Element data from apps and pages
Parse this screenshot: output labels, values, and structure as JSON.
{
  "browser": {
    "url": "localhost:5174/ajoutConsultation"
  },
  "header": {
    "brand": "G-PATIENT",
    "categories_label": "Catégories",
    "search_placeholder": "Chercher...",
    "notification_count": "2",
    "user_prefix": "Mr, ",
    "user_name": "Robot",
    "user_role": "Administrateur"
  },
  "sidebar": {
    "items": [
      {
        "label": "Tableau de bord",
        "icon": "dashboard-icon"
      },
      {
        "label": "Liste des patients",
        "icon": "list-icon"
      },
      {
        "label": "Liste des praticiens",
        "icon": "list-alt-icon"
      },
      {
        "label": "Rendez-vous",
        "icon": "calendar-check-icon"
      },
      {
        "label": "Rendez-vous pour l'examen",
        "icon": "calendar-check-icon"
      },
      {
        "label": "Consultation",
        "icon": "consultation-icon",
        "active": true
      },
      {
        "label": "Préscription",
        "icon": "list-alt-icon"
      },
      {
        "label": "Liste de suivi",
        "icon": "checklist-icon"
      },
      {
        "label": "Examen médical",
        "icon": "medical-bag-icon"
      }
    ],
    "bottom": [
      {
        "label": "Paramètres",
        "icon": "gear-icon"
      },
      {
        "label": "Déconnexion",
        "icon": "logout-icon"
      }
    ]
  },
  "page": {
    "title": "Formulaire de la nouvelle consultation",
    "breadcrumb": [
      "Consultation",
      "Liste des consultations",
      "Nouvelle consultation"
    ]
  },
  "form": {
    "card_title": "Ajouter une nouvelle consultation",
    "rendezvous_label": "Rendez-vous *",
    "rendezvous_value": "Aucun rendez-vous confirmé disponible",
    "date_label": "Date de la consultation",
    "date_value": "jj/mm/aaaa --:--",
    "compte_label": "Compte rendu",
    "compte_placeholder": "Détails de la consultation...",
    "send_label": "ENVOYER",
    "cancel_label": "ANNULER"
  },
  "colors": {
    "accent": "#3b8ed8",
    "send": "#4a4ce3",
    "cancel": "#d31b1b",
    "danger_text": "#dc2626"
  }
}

### TASK ITEM:
Print the entries once more, character for character.

### OUTPUT OF THE TASK:
Parse this screenshot: output labels, values, and structure as JSON.
{
  "browser": {
    "url": "localhost:5174/ajoutConsultation"
  },
  "header": {
    "brand": "G-PATIENT",
    "categories_label": "Catégories",
    "search_placeholder": "Chercher...",
    "notification_count": "2",
    "user_prefix": "Mr, ",
    "user_name": "Robot",
    "user_role": "Administrateur"
  },
  "sidebar": {
    "items": [
      {
        "label": "Tableau de bord",
        "icon": "dashboard-icon"
      },
      {
        "label": "Liste des patients",
        "icon": "list-icon"
      },
      {
        "label": "Liste des praticiens",
        "icon": "list-alt-icon"
      },
      {
        "label": "Rendez-vous",
        "icon": "calendar-check-icon"
      },
      {
        "label": "Rendez-vous pour l'examen",
        "icon": "calendar-check-icon"
      },
      {
        "label": "Consultation",
        "icon": "consultation-icon",
        "active": true
      },
      {
        "label": "Préscription",
        "icon": "list-alt-icon"
      },
      {
        "label": "Liste de suivi",
        "icon": "checklist-icon"
      },
      {
        "label": "Examen médical",
        "icon": "medical-bag-icon"
      }
    ],
    "bottom": [
      {
        "label": "Paramètres",
        "icon": "gear-icon"
      },
      {
        "label": "Déconnexion",
        "icon": "logout-icon"
      }
    ]
  },
  "page": {
    "title": "Formulaire de la nouvelle consultation",
    "breadcrumb": [
      "Consultation",
      "Liste des consultations",
      "Nouvelle consultation"
    ]
  },
  "form": {
    "card_title": "Ajouter une nouvelle consultation",
    "rendezvous_label": "Rendez-vous *",
    "rendezvous_value": "Aucun rendez-vous confirmé disponible",
    "date_label": "Date de la consultation",
    "date_value": "jj/mm/aaaa --:--",
    "compte_label": "Compte rendu",
    "compte_placeholder": "Détails de la consultation...",
    "send_label": "ENVOYER",
    "cancel_label": "ANNULER"
  },
  "colors": {
    "accent": "#3b8ed8",
    "send": "#4a4ce3",
    "cancel": "#d31b1b",
    "danger_text": "#dc2626"
  }
}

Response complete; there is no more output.